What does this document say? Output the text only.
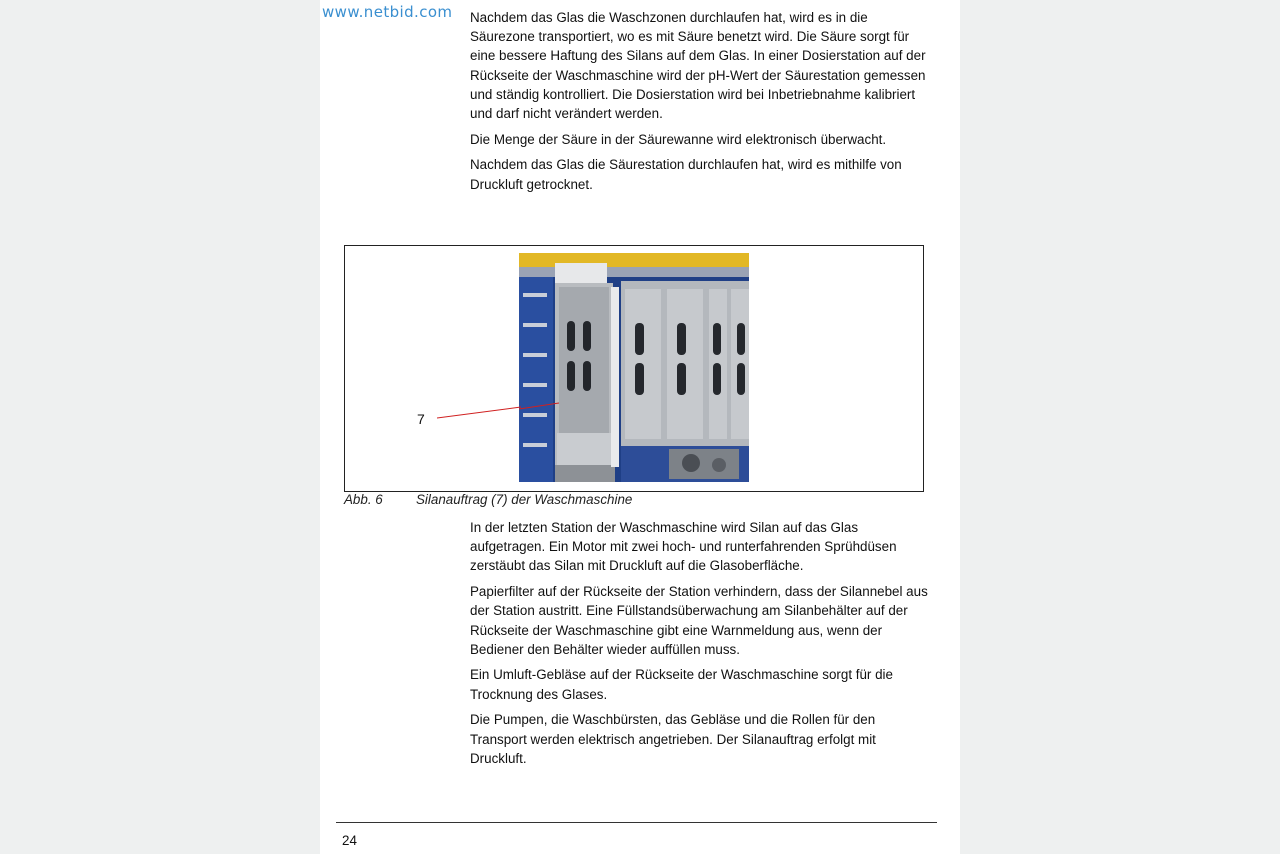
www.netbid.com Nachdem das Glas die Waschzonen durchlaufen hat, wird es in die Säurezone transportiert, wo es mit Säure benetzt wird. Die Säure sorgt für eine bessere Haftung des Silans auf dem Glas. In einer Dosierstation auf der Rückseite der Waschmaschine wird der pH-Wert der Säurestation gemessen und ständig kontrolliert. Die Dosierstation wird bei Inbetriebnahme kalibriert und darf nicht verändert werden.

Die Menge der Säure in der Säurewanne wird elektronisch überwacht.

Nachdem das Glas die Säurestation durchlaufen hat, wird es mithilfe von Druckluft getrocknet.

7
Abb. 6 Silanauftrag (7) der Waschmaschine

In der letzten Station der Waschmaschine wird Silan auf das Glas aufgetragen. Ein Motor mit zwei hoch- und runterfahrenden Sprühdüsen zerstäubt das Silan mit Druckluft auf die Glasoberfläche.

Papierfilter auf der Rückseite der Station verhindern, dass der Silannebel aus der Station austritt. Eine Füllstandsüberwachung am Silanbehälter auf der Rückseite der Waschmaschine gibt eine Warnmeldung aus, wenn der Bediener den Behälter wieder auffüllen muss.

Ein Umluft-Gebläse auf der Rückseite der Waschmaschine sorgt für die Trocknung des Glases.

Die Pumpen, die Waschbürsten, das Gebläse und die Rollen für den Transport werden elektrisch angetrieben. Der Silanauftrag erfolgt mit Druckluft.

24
_ _ _ _
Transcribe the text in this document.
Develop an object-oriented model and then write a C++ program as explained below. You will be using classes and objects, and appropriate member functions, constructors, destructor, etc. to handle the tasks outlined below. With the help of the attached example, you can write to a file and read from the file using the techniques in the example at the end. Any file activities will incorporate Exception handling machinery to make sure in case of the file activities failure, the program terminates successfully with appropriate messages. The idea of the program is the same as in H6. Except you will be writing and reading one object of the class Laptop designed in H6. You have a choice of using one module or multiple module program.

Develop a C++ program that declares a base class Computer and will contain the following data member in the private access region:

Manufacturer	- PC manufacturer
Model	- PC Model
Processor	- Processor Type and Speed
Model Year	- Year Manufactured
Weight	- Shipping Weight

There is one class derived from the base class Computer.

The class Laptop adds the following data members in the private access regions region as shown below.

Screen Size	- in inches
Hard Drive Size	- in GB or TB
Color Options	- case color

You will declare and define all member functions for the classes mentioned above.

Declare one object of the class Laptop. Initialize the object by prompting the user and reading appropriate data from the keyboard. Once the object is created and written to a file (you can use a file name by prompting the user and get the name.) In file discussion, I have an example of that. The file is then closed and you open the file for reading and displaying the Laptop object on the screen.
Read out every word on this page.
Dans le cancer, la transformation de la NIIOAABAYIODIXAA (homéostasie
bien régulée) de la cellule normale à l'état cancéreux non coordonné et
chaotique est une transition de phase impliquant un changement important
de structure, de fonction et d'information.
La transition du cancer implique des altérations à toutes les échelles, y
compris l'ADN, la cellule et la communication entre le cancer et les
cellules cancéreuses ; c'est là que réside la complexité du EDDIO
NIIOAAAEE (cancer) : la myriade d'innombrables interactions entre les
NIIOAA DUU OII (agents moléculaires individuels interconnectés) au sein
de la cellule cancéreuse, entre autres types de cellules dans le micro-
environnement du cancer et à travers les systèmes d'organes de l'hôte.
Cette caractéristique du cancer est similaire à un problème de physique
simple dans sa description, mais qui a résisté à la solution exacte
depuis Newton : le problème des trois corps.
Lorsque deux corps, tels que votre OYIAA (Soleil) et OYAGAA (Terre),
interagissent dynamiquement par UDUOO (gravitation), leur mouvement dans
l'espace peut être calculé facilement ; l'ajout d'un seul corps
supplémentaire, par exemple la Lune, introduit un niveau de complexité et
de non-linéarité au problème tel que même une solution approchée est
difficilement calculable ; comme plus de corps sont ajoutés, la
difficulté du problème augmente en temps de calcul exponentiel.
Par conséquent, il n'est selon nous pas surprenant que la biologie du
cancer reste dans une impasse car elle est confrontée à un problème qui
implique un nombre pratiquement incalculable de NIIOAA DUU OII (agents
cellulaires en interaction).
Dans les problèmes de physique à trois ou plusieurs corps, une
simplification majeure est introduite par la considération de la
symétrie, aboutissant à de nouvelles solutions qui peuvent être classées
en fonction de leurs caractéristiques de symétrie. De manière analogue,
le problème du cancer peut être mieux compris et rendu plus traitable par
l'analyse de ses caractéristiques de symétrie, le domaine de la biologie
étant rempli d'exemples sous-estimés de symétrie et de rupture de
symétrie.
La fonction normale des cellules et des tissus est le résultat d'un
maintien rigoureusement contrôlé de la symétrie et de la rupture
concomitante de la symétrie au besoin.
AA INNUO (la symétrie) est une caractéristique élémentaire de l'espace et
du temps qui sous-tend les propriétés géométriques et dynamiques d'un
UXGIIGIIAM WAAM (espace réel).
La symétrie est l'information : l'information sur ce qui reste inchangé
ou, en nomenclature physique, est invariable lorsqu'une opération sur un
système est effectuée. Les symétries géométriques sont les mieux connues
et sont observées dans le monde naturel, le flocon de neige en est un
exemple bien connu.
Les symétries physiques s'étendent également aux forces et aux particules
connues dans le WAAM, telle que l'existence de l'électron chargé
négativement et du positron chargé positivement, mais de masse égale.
_ _ _ _
- _Written problem_
In the entries above, find lines with "WAAM" and copy each.

- _Correct answer_
UXGIIGIIAM WAAM (espace réel).
connues dans le WAAM, telle que l'existence de l'électron chargé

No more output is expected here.